▸ Dataset items
---+---

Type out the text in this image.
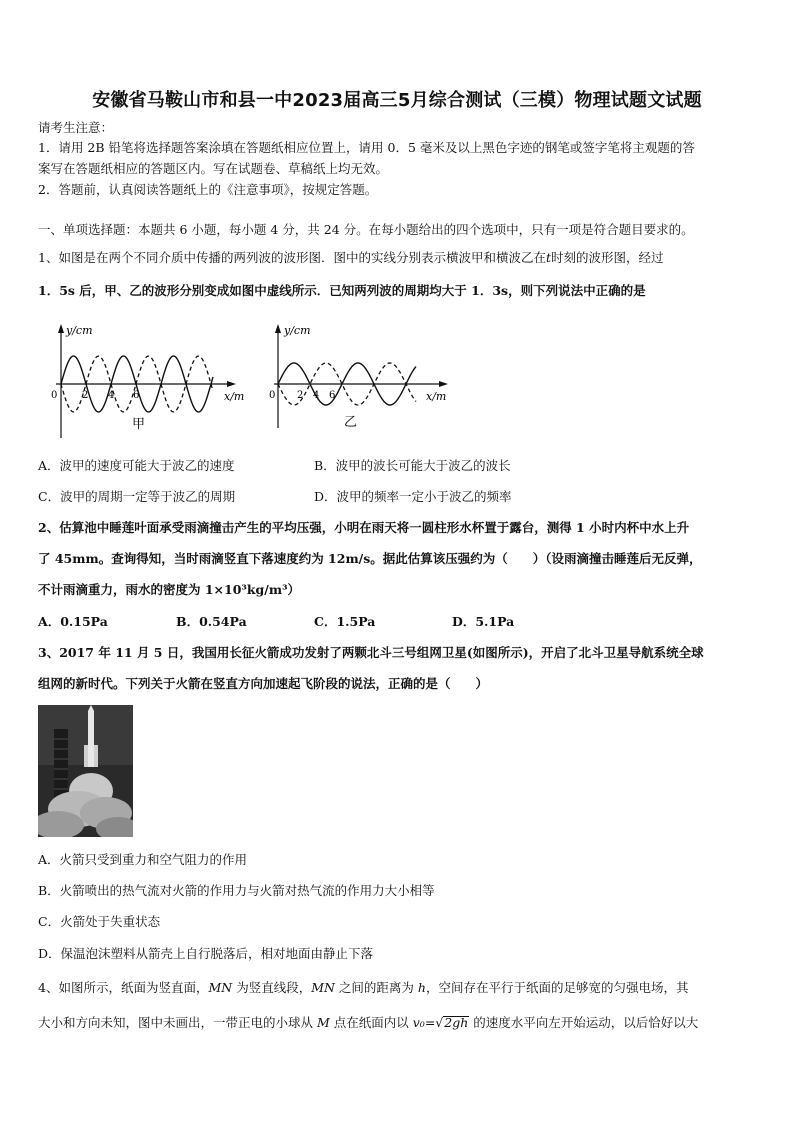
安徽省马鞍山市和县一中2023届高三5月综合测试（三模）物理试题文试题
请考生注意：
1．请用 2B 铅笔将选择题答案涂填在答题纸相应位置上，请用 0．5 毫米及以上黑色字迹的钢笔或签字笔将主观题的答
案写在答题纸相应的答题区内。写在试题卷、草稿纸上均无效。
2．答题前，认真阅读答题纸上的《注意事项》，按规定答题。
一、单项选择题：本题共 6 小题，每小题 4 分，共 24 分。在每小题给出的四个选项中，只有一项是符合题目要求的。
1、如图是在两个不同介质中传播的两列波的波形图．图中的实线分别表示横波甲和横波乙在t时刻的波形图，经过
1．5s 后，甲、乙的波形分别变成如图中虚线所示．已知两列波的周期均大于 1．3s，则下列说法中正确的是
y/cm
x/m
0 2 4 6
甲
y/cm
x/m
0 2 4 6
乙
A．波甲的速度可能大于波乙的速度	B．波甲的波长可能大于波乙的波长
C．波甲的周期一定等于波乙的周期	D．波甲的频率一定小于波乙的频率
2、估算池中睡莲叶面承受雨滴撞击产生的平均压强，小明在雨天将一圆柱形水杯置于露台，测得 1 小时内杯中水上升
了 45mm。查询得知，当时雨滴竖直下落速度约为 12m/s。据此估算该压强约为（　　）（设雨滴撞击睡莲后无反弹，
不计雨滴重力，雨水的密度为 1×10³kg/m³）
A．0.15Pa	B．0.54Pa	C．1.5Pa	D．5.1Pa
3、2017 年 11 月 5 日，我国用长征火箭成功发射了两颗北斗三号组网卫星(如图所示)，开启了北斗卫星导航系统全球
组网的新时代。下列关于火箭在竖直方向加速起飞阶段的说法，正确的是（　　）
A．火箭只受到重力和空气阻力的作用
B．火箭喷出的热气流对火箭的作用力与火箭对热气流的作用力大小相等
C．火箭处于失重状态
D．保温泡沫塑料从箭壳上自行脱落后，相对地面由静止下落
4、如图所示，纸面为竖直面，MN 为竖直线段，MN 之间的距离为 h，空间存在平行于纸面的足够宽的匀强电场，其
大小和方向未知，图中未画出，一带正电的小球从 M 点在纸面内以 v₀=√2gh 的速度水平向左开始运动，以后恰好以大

---+---

▸ Task
All records must be output exactly as they are, except for the pictures, which are left out.

▸ Task solution
Type out the text in this image.
安徽省马鞍山市和县一中2023届高三5月综合测试（三模）物理试题文试题
请考生注意：
1．请用 2B 铅笔将选择题答案涂填在答题纸相应位置上，请用 0．5 毫米及以上黑色字迹的钢笔或签字笔将主观题的答
案写在答题纸相应的答题区内。写在试题卷、草稿纸上均无效。
2．答题前，认真阅读答题纸上的《注意事项》，按规定答题。
一、单项选择题：本题共 6 小题，每小题 4 分，共 24 分。在每小题给出的四个选项中，只有一项是符合题目要求的。
1、如图是在两个不同介质中传播的两列波的波形图．图中的实线分别表示横波甲和横波乙在t时刻的波形图，经过
1．5s 后，甲、乙的波形分别变成如图中虚线所示．已知两列波的周期均大于 1．3s，则下列说法中正确的是
y/cm
x/m
0 2 4 6
甲
y/cm
x/m
0 2 4 6
乙
A．波甲的速度可能大于波乙的速度	B．波甲的波长可能大于波乙的波长
C．波甲的周期一定等于波乙的周期	D．波甲的频率一定小于波乙的频率
2、估算池中睡莲叶面承受雨滴撞击产生的平均压强，小明在雨天将一圆柱形水杯置于露台，测得 1 小时内杯中水上升
了 45mm。查询得知，当时雨滴竖直下落速度约为 12m/s。据此估算该压强约为（　　）（设雨滴撞击睡莲后无反弹，
不计雨滴重力，雨水的密度为 1×10³kg/m³）
A．0.15Pa	B．0.54Pa	C．1.5Pa	D．5.1Pa
3、2017 年 11 月 5 日，我国用长征火箭成功发射了两颗北斗三号组网卫星(如图所示)，开启了北斗卫星导航系统全球
组网的新时代。下列关于火箭在竖直方向加速起飞阶段的说法，正确的是（　　）
A．火箭只受到重力和空气阻力的作用
B．火箭喷出的热气流对火箭的作用力与火箭对热气流的作用力大小相等
C．火箭处于失重状态
D．保温泡沫塑料从箭壳上自行脱落后，相对地面由静止下落
4、如图所示，纸面为竖直面，MN 为竖直线段，MN 之间的距离为 h，空间存在平行于纸面的足够宽的匀强电场，其
大小和方向未知，图中未画出，一带正电的小球从 M 点在纸面内以 v₀=√2gh 的速度水平向左开始运动，以后恰好以大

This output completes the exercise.